**Written problem:** Pick out all lines in the listing holding the string "социальной" and copy them.
┌──
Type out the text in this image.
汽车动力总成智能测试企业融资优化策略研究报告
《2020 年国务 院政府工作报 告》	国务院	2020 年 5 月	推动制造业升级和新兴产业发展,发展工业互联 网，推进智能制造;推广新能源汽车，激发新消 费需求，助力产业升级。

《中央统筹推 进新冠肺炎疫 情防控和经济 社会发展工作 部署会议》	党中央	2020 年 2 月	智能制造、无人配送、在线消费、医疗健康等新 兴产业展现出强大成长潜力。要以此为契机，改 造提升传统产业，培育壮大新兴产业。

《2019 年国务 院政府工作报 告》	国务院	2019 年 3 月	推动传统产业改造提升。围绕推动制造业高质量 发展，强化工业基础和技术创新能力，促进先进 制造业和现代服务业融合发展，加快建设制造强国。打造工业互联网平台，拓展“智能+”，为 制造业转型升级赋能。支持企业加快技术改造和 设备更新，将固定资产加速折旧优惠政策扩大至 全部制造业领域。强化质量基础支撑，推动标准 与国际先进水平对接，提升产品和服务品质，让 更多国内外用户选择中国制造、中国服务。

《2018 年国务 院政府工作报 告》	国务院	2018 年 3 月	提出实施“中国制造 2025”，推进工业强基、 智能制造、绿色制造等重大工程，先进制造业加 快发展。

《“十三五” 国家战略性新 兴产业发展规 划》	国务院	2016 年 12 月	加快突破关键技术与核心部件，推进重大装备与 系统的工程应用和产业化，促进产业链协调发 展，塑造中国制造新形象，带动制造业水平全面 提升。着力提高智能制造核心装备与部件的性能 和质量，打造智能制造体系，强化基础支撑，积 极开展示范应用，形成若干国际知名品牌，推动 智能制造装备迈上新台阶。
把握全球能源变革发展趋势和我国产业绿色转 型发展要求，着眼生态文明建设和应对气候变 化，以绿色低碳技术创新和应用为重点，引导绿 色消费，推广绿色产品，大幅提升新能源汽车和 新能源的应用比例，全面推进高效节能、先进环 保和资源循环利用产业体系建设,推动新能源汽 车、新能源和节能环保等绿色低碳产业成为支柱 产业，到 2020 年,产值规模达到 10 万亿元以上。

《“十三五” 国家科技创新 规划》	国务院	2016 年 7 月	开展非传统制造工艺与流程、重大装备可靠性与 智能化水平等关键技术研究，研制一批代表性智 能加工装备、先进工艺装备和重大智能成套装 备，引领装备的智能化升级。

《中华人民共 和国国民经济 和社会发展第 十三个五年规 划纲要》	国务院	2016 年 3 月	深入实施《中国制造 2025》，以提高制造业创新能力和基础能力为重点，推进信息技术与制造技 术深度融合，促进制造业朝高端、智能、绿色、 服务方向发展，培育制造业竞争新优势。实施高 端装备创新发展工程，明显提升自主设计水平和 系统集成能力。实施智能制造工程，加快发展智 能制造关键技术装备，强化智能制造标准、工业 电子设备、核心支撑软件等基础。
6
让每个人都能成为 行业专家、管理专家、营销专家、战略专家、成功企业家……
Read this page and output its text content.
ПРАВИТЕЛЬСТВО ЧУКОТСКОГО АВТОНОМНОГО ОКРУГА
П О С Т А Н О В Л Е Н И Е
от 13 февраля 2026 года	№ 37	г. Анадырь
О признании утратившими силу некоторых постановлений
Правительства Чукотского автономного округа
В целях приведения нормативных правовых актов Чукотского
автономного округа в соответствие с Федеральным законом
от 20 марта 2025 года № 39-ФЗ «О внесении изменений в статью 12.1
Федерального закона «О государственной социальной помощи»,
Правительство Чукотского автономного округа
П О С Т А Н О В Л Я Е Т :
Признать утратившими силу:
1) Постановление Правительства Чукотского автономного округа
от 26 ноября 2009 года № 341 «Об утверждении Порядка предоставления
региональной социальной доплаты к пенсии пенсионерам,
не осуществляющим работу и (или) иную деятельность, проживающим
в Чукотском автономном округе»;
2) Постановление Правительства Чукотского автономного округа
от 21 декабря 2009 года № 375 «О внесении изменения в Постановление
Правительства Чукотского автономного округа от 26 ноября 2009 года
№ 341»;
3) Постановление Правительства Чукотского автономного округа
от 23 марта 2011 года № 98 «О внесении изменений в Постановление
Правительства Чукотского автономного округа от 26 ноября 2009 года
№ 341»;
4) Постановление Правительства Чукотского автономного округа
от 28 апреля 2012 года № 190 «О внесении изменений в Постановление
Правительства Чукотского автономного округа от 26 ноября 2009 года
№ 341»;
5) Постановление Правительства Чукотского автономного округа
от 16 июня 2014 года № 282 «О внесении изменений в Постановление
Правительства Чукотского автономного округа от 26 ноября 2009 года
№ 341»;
└──
**Result of the task:**
Федерального закона «О государственной социальной помощи»,
региональной социальной доплаты к пенсии пенсионерам,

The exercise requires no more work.